→ **WORK TO COMPLETE**
Identify the lines that contain the string "resources", then copy each of them.

┄┄┄┄┄┄┄┄┄┄

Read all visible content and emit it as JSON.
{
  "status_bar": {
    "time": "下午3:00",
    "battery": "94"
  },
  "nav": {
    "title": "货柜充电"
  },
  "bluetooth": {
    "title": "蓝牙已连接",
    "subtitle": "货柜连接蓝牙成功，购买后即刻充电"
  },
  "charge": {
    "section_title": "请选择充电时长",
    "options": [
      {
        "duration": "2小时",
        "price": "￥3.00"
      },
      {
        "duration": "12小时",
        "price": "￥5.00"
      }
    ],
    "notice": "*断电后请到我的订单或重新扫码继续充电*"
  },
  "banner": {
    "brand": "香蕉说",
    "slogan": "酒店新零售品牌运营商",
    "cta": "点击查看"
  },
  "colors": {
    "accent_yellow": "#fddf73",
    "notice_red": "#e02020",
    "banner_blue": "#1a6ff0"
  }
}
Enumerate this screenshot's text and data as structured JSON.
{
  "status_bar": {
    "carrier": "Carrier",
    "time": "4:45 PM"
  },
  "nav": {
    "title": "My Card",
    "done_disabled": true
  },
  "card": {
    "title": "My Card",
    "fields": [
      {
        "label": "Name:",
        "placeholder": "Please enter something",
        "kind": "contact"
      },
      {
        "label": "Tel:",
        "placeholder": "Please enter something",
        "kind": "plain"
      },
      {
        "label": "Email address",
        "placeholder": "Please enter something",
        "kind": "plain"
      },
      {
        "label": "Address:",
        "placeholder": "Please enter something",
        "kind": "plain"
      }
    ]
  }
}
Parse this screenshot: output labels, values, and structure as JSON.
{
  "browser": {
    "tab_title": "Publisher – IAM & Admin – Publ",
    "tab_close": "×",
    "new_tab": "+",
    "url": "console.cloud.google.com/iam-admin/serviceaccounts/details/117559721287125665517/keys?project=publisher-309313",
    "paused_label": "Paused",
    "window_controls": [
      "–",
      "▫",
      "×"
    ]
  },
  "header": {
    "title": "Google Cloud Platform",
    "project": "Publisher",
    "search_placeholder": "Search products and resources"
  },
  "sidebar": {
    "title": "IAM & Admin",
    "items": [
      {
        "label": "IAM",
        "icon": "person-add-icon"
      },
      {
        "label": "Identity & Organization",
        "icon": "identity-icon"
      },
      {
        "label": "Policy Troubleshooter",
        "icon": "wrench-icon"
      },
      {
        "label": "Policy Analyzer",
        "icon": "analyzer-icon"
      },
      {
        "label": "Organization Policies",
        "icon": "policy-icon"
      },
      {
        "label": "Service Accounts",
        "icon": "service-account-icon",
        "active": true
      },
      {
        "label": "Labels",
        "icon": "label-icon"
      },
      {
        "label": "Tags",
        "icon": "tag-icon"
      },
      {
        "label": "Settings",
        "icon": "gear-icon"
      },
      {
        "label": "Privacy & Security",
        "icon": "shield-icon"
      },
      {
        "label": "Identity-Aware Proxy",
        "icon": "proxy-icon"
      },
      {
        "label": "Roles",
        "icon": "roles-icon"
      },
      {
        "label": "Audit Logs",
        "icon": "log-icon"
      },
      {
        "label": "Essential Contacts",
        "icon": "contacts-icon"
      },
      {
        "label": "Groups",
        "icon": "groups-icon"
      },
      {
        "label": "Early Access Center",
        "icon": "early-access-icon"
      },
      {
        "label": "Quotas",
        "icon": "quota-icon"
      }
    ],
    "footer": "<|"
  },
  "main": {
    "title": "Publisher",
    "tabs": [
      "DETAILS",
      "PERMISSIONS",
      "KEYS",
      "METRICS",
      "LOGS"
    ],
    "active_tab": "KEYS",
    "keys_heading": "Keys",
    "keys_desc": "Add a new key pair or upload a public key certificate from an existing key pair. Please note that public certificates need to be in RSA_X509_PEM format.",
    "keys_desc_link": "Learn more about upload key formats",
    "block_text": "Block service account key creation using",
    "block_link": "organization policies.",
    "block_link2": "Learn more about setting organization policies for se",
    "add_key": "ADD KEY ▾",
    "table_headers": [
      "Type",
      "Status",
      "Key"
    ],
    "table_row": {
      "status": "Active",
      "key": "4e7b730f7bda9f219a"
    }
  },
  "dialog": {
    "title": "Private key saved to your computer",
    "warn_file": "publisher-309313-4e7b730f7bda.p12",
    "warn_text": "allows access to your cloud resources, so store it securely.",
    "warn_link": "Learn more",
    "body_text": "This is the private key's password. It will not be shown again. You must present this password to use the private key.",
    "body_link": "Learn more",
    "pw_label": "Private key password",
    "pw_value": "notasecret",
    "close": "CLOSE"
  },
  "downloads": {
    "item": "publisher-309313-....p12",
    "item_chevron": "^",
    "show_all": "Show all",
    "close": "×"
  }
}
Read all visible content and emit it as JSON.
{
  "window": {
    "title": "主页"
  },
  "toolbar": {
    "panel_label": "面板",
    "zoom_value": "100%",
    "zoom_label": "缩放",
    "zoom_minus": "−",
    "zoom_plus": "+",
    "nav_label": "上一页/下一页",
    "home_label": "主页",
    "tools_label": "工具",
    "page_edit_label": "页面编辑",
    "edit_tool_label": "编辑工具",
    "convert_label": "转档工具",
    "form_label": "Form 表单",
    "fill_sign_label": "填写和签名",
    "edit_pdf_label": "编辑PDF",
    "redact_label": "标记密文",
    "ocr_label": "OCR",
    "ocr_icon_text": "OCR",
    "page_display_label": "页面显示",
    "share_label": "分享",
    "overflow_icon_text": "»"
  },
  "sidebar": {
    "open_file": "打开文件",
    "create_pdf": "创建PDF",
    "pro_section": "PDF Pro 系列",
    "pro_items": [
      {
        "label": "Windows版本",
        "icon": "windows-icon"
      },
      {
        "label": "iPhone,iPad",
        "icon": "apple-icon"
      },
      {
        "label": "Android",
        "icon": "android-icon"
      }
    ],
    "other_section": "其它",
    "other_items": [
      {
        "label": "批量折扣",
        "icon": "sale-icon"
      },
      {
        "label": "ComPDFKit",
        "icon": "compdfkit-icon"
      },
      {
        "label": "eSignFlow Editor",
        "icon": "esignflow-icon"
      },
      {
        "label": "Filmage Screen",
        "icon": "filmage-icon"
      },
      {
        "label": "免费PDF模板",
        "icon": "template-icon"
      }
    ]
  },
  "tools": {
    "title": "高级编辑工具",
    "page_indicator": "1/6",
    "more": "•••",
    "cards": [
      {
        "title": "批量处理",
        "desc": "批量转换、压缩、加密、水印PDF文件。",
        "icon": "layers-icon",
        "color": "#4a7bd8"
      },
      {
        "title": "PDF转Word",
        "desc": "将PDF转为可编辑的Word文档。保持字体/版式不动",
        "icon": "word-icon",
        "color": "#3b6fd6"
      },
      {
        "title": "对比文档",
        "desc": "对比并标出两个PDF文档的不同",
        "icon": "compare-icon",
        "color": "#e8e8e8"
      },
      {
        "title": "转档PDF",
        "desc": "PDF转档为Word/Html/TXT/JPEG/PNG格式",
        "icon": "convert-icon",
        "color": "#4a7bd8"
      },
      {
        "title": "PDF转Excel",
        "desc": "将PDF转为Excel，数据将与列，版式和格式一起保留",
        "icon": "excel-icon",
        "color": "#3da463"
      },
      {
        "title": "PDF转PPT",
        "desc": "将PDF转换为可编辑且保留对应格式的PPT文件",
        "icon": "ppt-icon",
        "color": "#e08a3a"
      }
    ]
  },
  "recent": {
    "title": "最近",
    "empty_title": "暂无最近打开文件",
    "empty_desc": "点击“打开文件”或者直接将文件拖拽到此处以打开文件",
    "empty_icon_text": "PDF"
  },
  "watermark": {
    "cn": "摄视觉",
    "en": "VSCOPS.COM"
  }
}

┄┄┄┄┄┄┄┄┄┄

→ **RESPONSE TO THIS EXERCISE**
    "search_placeholder": "Search products and resources"
    "warn_text": "allows access to your cloud resources, so store it securely.",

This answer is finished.